* [WORK TO COMPLETE]: Would you transcribe the whole listing exactly, minus its pictures?

* [STORED RECORDS]:
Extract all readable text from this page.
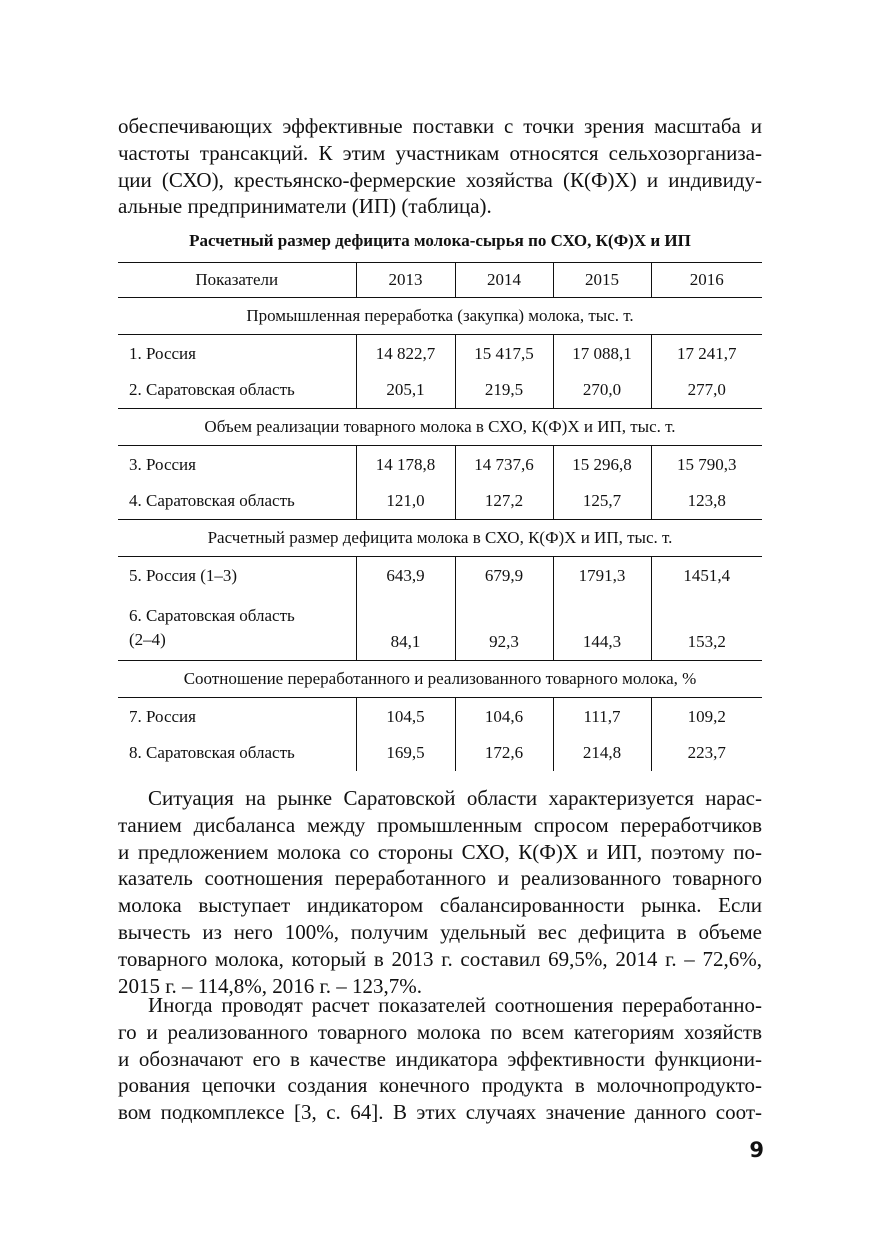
обеспечивающих эффективные поставки с точки зрения масштаба и
частоты трансакций. К этим участникам относятся сельхозорганиза-
ции (СХО), крестьянско-фермерские хозяйства (К(Ф)Х) и индивиду-
альные предприниматели (ИП) (таблица).

Расчетный размер дефицита молока-сырья по СХО, К(Ф)Х и ИП
Показатели	2013	2014	2015	2016
Промышленная переработка (закупка) молока, тыс. т.				
1. Россия	14 822,7	15 417,5	17 088,1	17 241,7
2. Саратовская область	205,1	219,5	270,0	277,0
Объем реализации товарного молока в СХО, К(Ф)Х и ИП, тыс. т.				
3. Россия	14 178,8	14 737,6	15 296,8	15 790,3
4. Саратовская область	121,0	127,2	125,7	123,8
Расчетный размер дефицита молока в СХО, К(Ф)Х и ИП, тыс. т.				
5. Россия (1–3)	643,9	679,9	1791,3	1451,4
6. Саратовская область
(2–4)	84,1	92,3	144,3	153,2
Соотношение переработанного и реализованного товарного молока, %				
7. Россия	104,5	104,6	111,7	109,2
8. Саратовская область	169,5	172,6	214,8	223,7

Ситуация на рынке Саратовской области характеризуется нарас-
танием дисбаланса между промышленным спросом переработчиков
и предложением молока со стороны СХО, К(Ф)Х и ИП, поэтому по-
казатель соотношения переработанного и реализованного товарного
молока выступает индикатором сбалансированности рынка. Если
вычесть из него 100%, получим удельный вес дефицита в объеме
товарного молока, который в 2013 г. составил 69,5%, 2014 г. – 72,6%,
2015 г. – 114,8%, 2016 г. – 123,7%.

Иногда проводят расчет показателей соотношения переработанно-
го и реализованного товарного молока по всем категориям хозяйств
и обозначают его в качестве индикатора эффективности функциони-
рования цепочки создания конечного продукта в молочнопродукто-
вом подкомплексе [3, с. 64]. В этих случаях значение данного соот-

9
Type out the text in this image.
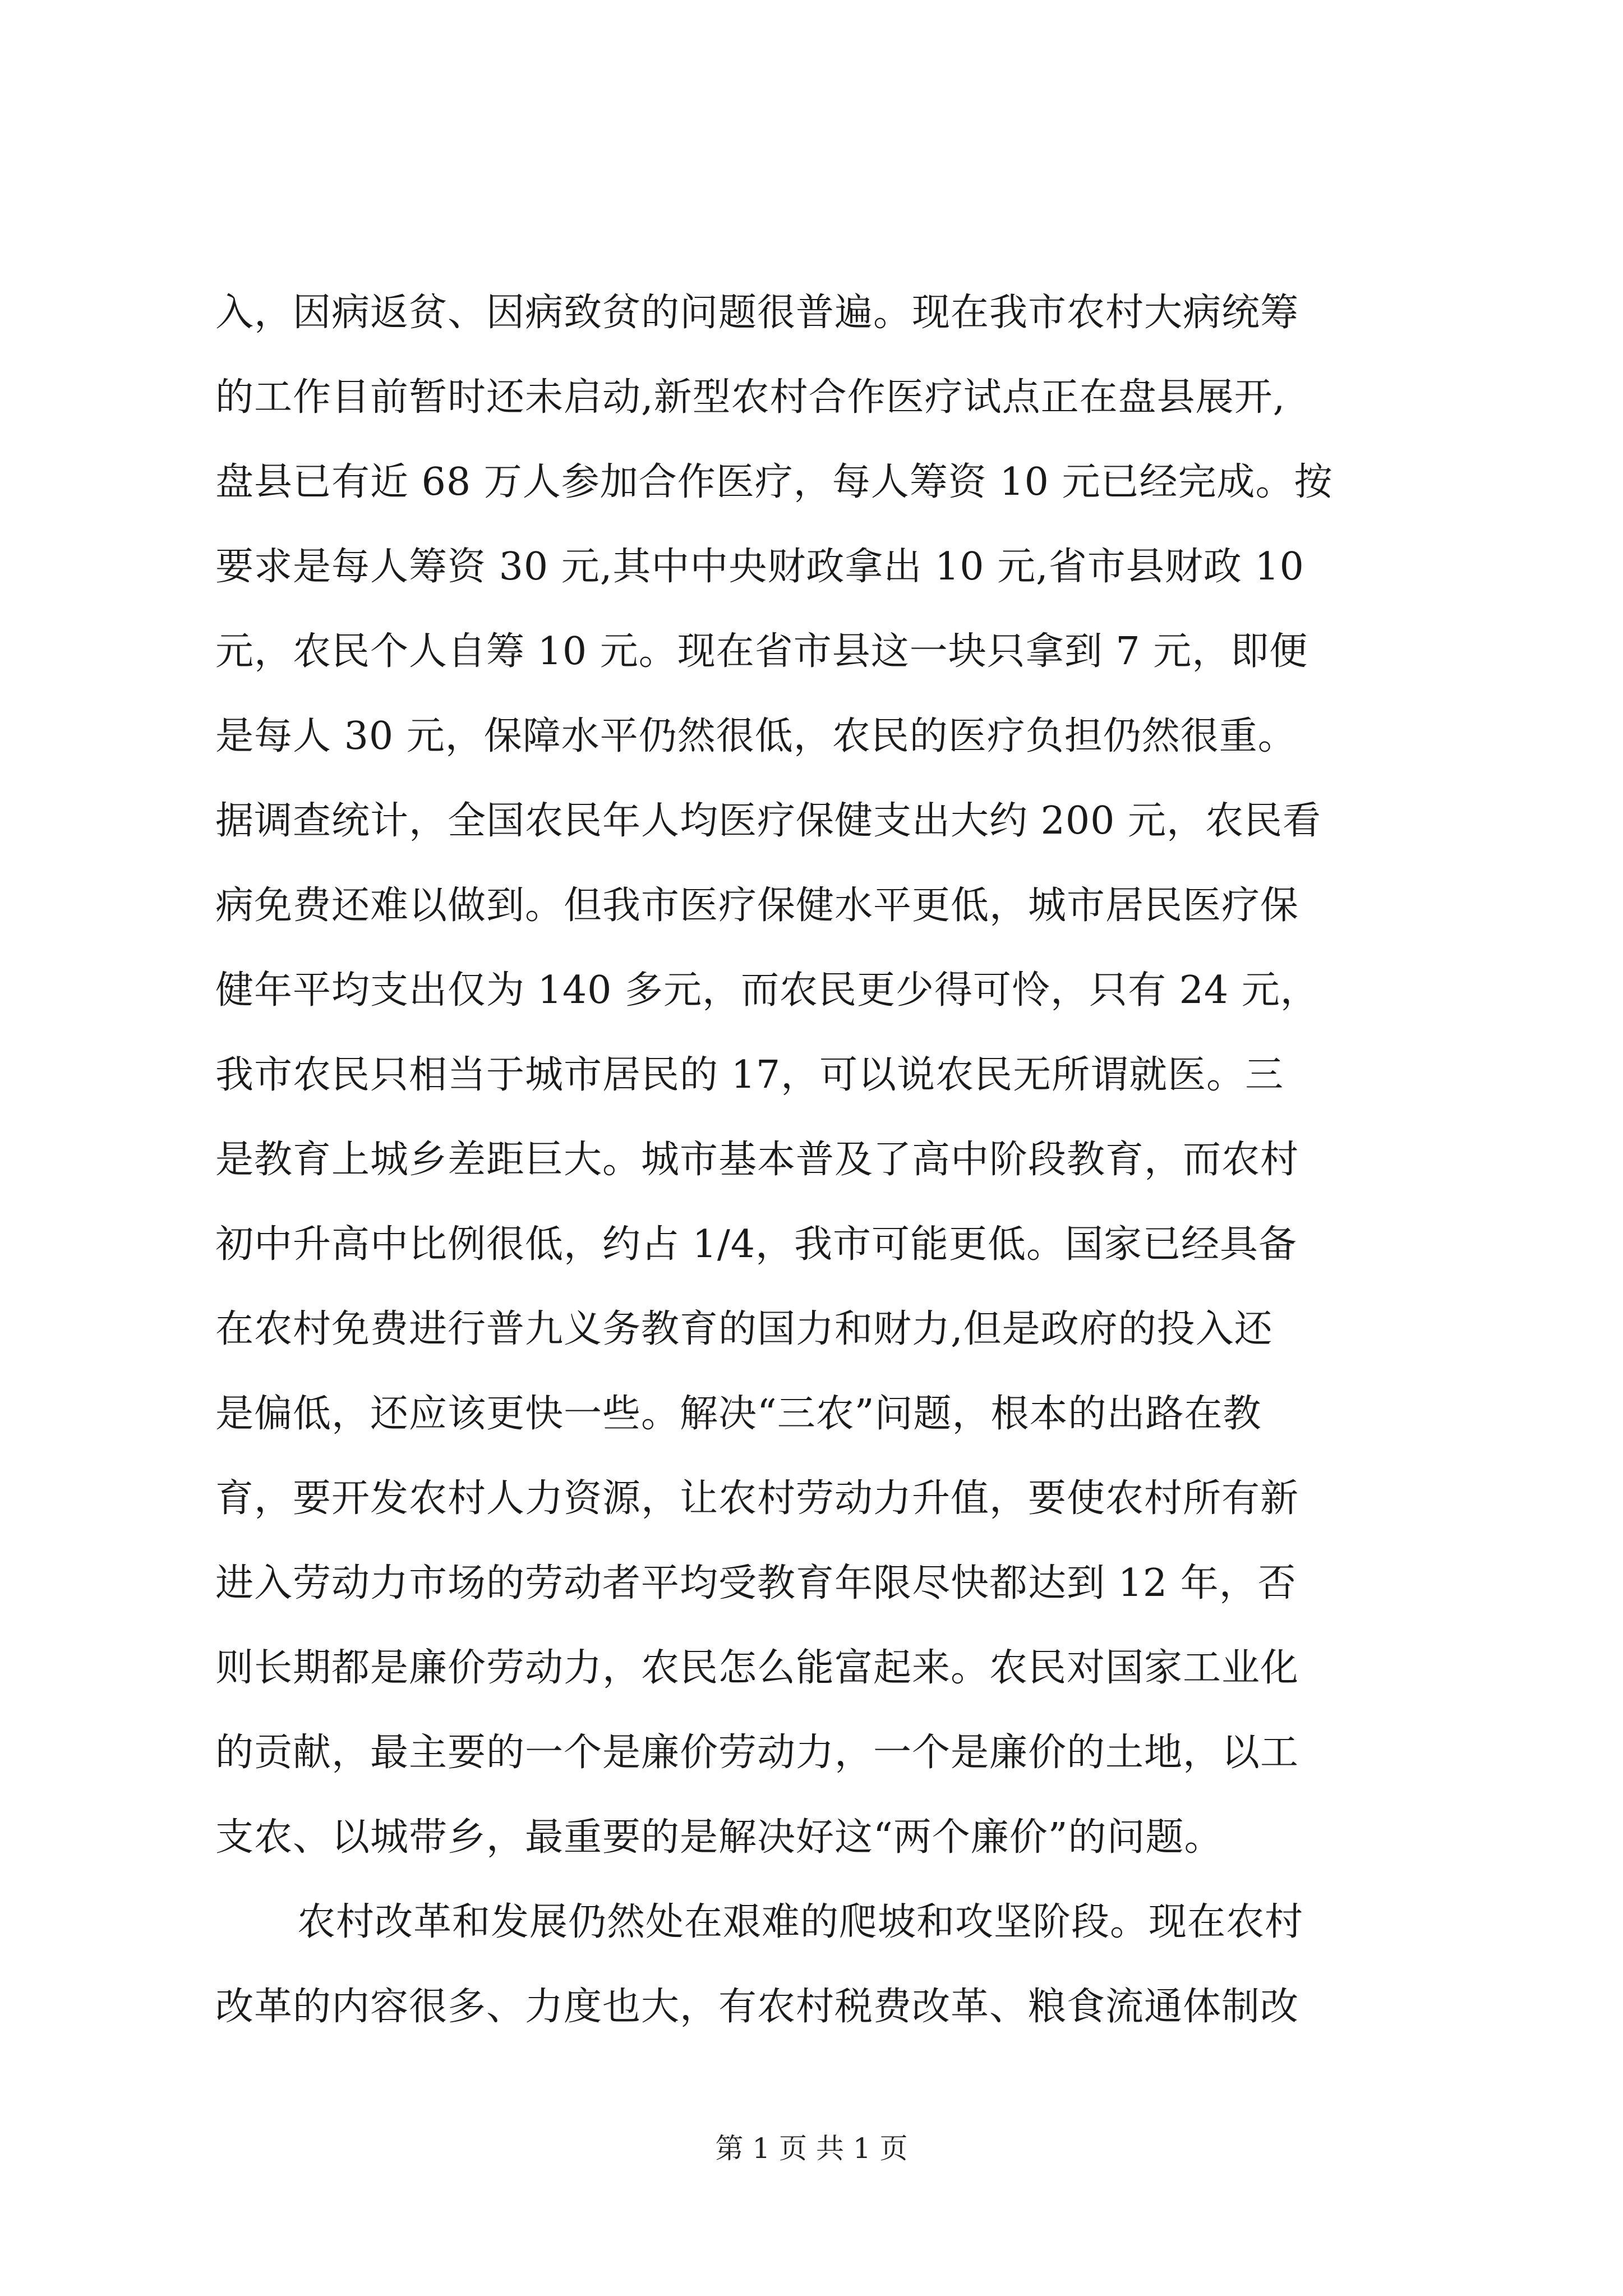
入，因病返贫、因病致贫的问题很普遍。现在我市农村大病统筹
的工作目前暂时还未启动,新型农村合作医疗试点正在盘县展开,
盘县已有近 68 万人参加合作医疗，每人筹资 10 元已经完成。按
要求是每人筹资 30 元,其中中央财政拿出 10 元,省市县财政 10
元，农民个人自筹 10 元。现在省市县这一块只拿到 7 元，即便
是每人 30 元，保障水平仍然很低，农民的医疗负担仍然很重。
据调查统计，全国农民年人均医疗保健支出大约 200 元，农民看
病免费还难以做到。但我市医疗保健水平更低，城市居民医疗保
健年平均支出仅为 140 多元，而农民更少得可怜，只有 24 元，
我市农民只相当于城市居民的 17，可以说农民无所谓就医。三
是教育上城乡差距巨大。城市基本普及了高中阶段教育，而农村
初中升高中比例很低，约占 1/4，我市可能更低。国家已经具备
在农村免费进行普九义务教育的国力和财力,但是政府的投入还
是偏低，还应该更快一些。解决“三农”问题，根本的出路在教
育，要开发农村人力资源，让农村劳动力升值，要使农村所有新
进入劳动力市场的劳动者平均受教育年限尽快都达到 12 年，否
则长期都是廉价劳动力，农民怎么能富起来。农民对国家工业化
的贡献，最主要的一个是廉价劳动力，一个是廉价的土地，以工
支农、以城带乡，最重要的是解决好这“两个廉价”的问题。
农村改革和发展仍然处在艰难的爬坡和攻坚阶段。现在农村
改革的内容很多、力度也大，有农村税费改革、粮食流通体制改
第 1 页 共 1 页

* [SOLUTION FOR THIS EXERCISE]:
Extract all readable text from this page.
обеспечивающих эффективные поставки с точки зрения масштаба и
частоты трансакций. К этим участникам относятся сельхозорганиза-
ции (СХО), крестьянско-фермерские хозяйства (К(Ф)Х) и индивиду-
альные предприниматели (ИП) (таблица).

Расчетный размер дефицита молока-сырья по СХО, К(Ф)Х и ИП
Показатели	2013	2014	2015	2016
Промышленная переработка (закупка) молока, тыс. т.				
1. Россия	14 822,7	15 417,5	17 088,1	17 241,7
2. Саратовская область	205,1	219,5	270,0	277,0
Объем реализации товарного молока в СХО, К(Ф)Х и ИП, тыс. т.				
3. Россия	14 178,8	14 737,6	15 296,8	15 790,3
4. Саратовская область	121,0	127,2	125,7	123,8
Расчетный размер дефицита молока в СХО, К(Ф)Х и ИП, тыс. т.				
5. Россия (1–3)	643,9	679,9	1791,3	1451,4
6. Саратовская область
(2–4)	84,1	92,3	144,3	153,2
Соотношение переработанного и реализованного товарного молока, %				
7. Россия	104,5	104,6	111,7	109,2
8. Саратовская область	169,5	172,6	214,8	223,7

Ситуация на рынке Саратовской области характеризуется нарас-
танием дисбаланса между промышленным спросом переработчиков
и предложением молока со стороны СХО, К(Ф)Х и ИП, поэтому по-
казатель соотношения переработанного и реализованного товарного
молока выступает индикатором сбалансированности рынка. Если
вычесть из него 100%, получим удельный вес дефицита в объеме
товарного молока, который в 2013 г. составил 69,5%, 2014 г. – 72,6%,
2015 г. – 114,8%, 2016 г. – 123,7%.

Иногда проводят расчет показателей соотношения переработанно-
го и реализованного товарного молока по всем категориям хозяйств
и обозначают его в качестве индикатора эффективности функциони-
рования цепочки создания конечного продукта в молочнопродукто-
вом подкомплексе [3, с. 64]. В этих случаях значение данного соот-

9
Type out the text in this image.
入，因病返贫、因病致贫的问题很普遍。现在我市农村大病统筹
的工作目前暂时还未启动,新型农村合作医疗试点正在盘县展开,
盘县已有近 68 万人参加合作医疗，每人筹资 10 元已经完成。按
要求是每人筹资 30 元,其中中央财政拿出 10 元,省市县财政 10
元，农民个人自筹 10 元。现在省市县这一块只拿到 7 元，即便
是每人 30 元，保障水平仍然很低，农民的医疗负担仍然很重。
据调查统计，全国农民年人均医疗保健支出大约 200 元，农民看
病免费还难以做到。但我市医疗保健水平更低，城市居民医疗保
健年平均支出仅为 140 多元，而农民更少得可怜，只有 24 元，
我市农民只相当于城市居民的 17，可以说农民无所谓就医。三
是教育上城乡差距巨大。城市基本普及了高中阶段教育，而农村
初中升高中比例很低，约占 1/4，我市可能更低。国家已经具备
在农村免费进行普九义务教育的国力和财力,但是政府的投入还
是偏低，还应该更快一些。解决“三农”问题，根本的出路在教
育，要开发农村人力资源，让农村劳动力升值，要使农村所有新
进入劳动力市场的劳动者平均受教育年限尽快都达到 12 年，否
则长期都是廉价劳动力，农民怎么能富起来。农民对国家工业化
的贡献，最主要的一个是廉价劳动力，一个是廉价的土地，以工
支农、以城带乡，最重要的是解决好这“两个廉价”的问题。
农村改革和发展仍然处在艰难的爬坡和攻坚阶段。现在农村
改革的内容很多、力度也大，有农村税费改革、粮食流通体制改
第 1 页 共 1 页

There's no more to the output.